Challenge:
Set down the material once more, exactly as it appears.

* Begin Task material *

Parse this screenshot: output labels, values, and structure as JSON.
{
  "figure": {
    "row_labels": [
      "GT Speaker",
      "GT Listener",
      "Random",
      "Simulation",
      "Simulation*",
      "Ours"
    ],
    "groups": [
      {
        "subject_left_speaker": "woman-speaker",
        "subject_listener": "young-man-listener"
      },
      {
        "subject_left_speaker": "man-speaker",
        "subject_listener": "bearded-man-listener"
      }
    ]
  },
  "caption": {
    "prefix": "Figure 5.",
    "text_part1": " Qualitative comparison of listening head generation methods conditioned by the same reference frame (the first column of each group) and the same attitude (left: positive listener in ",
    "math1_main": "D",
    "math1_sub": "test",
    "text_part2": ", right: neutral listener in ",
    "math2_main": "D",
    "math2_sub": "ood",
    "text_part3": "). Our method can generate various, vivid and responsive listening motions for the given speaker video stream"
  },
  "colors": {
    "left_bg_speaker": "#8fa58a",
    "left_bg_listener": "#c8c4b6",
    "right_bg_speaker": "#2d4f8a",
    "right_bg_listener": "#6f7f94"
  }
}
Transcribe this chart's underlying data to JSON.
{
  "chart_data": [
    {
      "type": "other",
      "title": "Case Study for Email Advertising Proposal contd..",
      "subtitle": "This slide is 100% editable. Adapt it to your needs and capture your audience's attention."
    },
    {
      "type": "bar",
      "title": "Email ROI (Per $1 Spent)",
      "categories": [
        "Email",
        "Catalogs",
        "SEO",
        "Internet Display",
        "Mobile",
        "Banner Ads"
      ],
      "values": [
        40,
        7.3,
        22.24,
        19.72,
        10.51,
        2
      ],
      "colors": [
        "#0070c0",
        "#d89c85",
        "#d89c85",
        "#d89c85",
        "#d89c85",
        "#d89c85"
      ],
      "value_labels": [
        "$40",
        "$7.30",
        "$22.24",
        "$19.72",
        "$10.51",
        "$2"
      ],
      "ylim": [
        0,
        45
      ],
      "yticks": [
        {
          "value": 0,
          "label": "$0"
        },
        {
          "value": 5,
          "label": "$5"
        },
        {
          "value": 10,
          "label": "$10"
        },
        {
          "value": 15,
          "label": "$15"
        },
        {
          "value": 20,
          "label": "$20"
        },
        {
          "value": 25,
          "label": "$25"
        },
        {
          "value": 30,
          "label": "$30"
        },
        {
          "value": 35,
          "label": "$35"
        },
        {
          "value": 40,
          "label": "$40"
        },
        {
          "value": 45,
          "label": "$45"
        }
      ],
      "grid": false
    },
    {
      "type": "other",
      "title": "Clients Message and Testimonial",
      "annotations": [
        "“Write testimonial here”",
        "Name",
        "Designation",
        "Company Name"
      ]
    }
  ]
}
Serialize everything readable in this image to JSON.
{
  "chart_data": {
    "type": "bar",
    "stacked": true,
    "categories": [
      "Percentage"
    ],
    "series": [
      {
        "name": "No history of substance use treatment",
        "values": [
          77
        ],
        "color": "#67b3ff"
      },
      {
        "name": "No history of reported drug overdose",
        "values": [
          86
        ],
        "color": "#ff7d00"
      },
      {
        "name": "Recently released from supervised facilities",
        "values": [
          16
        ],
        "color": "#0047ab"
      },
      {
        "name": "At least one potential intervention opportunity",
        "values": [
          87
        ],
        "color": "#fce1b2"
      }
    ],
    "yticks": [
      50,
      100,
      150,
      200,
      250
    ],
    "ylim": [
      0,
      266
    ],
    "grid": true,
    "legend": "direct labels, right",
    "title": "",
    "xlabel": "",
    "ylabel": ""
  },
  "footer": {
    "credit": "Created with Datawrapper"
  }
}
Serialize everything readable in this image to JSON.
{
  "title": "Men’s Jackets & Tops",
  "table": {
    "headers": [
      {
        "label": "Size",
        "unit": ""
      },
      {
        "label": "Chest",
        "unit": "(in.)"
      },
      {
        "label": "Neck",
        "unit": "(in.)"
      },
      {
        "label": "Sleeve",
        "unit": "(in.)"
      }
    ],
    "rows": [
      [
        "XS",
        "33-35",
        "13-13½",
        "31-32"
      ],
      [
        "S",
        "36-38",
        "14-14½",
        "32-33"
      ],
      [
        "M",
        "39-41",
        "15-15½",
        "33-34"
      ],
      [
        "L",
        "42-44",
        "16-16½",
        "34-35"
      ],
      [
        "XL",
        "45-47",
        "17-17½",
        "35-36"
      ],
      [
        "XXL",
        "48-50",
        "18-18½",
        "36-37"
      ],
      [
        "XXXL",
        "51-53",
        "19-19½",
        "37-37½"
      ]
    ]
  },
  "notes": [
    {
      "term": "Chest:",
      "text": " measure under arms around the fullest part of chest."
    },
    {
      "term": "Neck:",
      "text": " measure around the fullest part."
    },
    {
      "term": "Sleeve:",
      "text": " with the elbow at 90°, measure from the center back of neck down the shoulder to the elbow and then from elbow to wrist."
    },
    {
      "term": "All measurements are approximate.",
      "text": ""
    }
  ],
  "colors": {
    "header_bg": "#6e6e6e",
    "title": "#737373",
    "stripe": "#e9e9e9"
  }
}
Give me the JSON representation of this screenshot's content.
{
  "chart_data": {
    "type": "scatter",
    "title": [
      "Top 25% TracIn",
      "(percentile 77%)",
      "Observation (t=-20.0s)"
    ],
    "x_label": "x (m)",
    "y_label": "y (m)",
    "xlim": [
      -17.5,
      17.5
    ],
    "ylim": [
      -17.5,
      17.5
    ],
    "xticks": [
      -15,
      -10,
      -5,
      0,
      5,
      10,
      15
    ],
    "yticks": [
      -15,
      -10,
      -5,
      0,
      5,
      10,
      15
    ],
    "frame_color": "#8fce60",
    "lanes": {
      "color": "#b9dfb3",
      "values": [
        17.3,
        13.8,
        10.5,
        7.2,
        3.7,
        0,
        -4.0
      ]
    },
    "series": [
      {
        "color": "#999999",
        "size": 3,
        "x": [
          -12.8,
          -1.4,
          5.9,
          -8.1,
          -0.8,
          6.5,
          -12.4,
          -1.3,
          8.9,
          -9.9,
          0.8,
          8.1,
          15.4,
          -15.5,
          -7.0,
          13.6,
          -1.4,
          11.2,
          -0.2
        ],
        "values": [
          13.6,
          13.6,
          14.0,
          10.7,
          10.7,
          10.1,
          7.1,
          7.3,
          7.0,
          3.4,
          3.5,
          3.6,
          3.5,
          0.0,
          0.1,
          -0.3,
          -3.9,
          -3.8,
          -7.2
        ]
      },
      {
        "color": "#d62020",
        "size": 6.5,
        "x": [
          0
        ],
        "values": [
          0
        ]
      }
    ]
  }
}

* End Task material *

Answer for the task:
Parse this screenshot: output labels, values, and structure as JSON.
{
  "figure": {
    "row_labels": [
      "GT Speaker",
      "GT Listener",
      "Random",
      "Simulation",
      "Simulation*",
      "Ours"
    ],
    "groups": [
      {
        "subject_left_speaker": "woman-speaker",
        "subject_listener": "young-man-listener"
      },
      {
        "subject_left_speaker": "man-speaker",
        "subject_listener": "bearded-man-listener"
      }
    ]
  },
  "caption": {
    "prefix": "Figure 5.",
    "text_part1": " Qualitative comparison of listening head generation methods conditioned by the same reference frame (the first column of each group) and the same attitude (left: positive listener in ",
    "math1_main": "D",
    "math1_sub": "test",
    "text_part2": ", right: neutral listener in ",
    "math2_main": "D",
    "math2_sub": "ood",
    "text_part3": "). Our method can generate various, vivid and responsive listening motions for the given speaker video stream"
  },
  "colors": {
    "left_bg_speaker": "#8fa58a",
    "left_bg_listener": "#c8c4b6",
    "right_bg_speaker": "#2d4f8a",
    "right_bg_listener": "#6f7f94"
  }
}
Transcribe this chart's underlying data to JSON.
{
  "chart_data": [
    {
      "type": "other",
      "title": "Case Study for Email Advertising Proposal contd..",
      "subtitle": "This slide is 100% editable. Adapt it to your needs and capture your audience's attention."
    },
    {
      "type": "bar",
      "title": "Email ROI (Per $1 Spent)",
      "categories": [
        "Email",
        "Catalogs",
        "SEO",
        "Internet Display",
        "Mobile",
        "Banner Ads"
      ],
      "values": [
        40,
        7.3,
        22.24,
        19.72,
        10.51,
        2
      ],
      "colors": [
        "#0070c0",
        "#d89c85",
        "#d89c85",
        "#d89c85",
        "#d89c85",
        "#d89c85"
      ],
      "value_labels": [
        "$40",
        "$7.30",
        "$22.24",
        "$19.72",
        "$10.51",
        "$2"
      ],
      "ylim": [
        0,
        45
      ],
      "yticks": [
        {
          "value": 0,
          "label": "$0"
        },
        {
          "value": 5,
          "label": "$5"
        },
        {
          "value": 10,
          "label": "$10"
        },
        {
          "value": 15,
          "label": "$15"
        },
        {
          "value": 20,
          "label": "$20"
        },
        {
          "value": 25,
          "label": "$25"
        },
        {
          "value": 30,
          "label": "$30"
        },
        {
          "value": 35,
          "label": "$35"
        },
        {
          "value": 40,
          "label": "$40"
        },
        {
          "value": 45,
          "label": "$45"
        }
      ],
      "grid": false
    },
    {
      "type": "other",
      "title": "Clients Message and Testimonial",
      "annotations": [
        "“Write testimonial here”",
        "Name",
        "Designation",
        "Company Name"
      ]
    }
  ]
}
Serialize everything readable in this image to JSON.
{
  "chart_data": {
    "type": "bar",
    "stacked": true,
    "categories": [
      "Percentage"
    ],
    "series": [
      {
        "name": "No history of substance use treatment",
        "values": [
          77
        ],
        "color": "#67b3ff"
      },
      {
        "name": "No history of reported drug overdose",
        "values": [
          86
        ],
        "color": "#ff7d00"
      },
      {
        "name": "Recently released from supervised facilities",
        "values": [
          16
        ],
        "color": "#0047ab"
      },
      {
        "name": "At least one potential intervention opportunity",
        "values": [
          87
        ],
        "color": "#fce1b2"
      }
    ],
    "yticks": [
      50,
      100,
      150,
      200,
      250
    ],
    "ylim": [
      0,
      266
    ],
    "grid": true,
    "legend": "direct labels, right",
    "title": "",
    "xlabel": "",
    "ylabel": ""
  },
  "footer": {
    "credit": "Created with Datawrapper"
  }
}
Serialize everything readable in this image to JSON.
{
  "title": "Men’s Jackets & Tops",
  "table": {
    "headers": [
      {
        "label": "Size",
        "unit": ""
      },
      {
        "label": "Chest",
        "unit": "(in.)"
      },
      {
        "label": "Neck",
        "unit": "(in.)"
      },
      {
        "label": "Sleeve",
        "unit": "(in.)"
      }
    ],
    "rows": [
      [
        "XS",
        "33-35",
        "13-13½",
        "31-32"
      ],
      [
        "S",
        "36-38",
        "14-14½",
        "32-33"
      ],
      [
        "M",
        "39-41",
        "15-15½",
        "33-34"
      ],
      [
        "L",
        "42-44",
        "16-16½",
        "34-35"
      ],
      [
        "XL",
        "45-47",
        "17-17½",
        "35-36"
      ],
      [
        "XXL",
        "48-50",
        "18-18½",
        "36-37"
      ],
      [
        "XXXL",
        "51-53",
        "19-19½",
        "37-37½"
      ]
    ]
  },
  "notes": [
    {
      "term": "Chest:",
      "text": " measure under arms around the fullest part of chest."
    },
    {
      "term": "Neck:",
      "text": " measure around the fullest part."
    },
    {
      "term": "Sleeve:",
      "text": " with the elbow at 90°, measure from the center back of neck down the shoulder to the elbow and then from elbow to wrist."
    },
    {
      "term": "All measurements are approximate.",
      "text": ""
    }
  ],
  "colors": {
    "header_bg": "#6e6e6e",
    "title": "#737373",
    "stripe": "#e9e9e9"
  }
}
Give me the JSON representation of this screenshot's content.
{
  "chart_data": {
    "type": "scatter",
    "title": [
      "Top 25% TracIn",
      "(percentile 77%)",
      "Observation (t=-20.0s)"
    ],
    "x_label": "x (m)",
    "y_label": "y (m)",
    "xlim": [
      -17.5,
      17.5
    ],
    "ylim": [
      -17.5,
      17.5
    ],
    "xticks": [
      -15,
      -10,
      -5,
      0,
      5,
      10,
      15
    ],
    "yticks": [
      -15,
      -10,
      -5,
      0,
      5,
      10,
      15
    ],
    "frame_color": "#8fce60",
    "lanes": {
      "color": "#b9dfb3",
      "values": [
        17.3,
        13.8,
        10.5,
        7.2,
        3.7,
        0,
        -4.0
      ]
    },
    "series": [
      {
        "color": "#999999",
        "size": 3,
        "x": [
          -12.8,
          -1.4,
          5.9,
          -8.1,
          -0.8,
          6.5,
          -12.4,
          -1.3,
          8.9,
          -9.9,
          0.8,
          8.1,
          15.4,
          -15.5,
          -7.0,
          13.6,
          -1.4,
          11.2,
          -0.2
        ],
        "values": [
          13.6,
          13.6,
          14.0,
          10.7,
          10.7,
          10.1,
          7.1,
          7.3,
          7.0,
          3.4,
          3.5,
          3.6,
          3.5,
          0.0,
          0.1,
          -0.3,
          -3.9,
          -3.8,
          -7.2
        ]
      },
      {
        "color": "#d62020",
        "size": 6.5,
        "x": [
          0
        ],
        "values": [
          0
        ]
      }
    ]
  }
}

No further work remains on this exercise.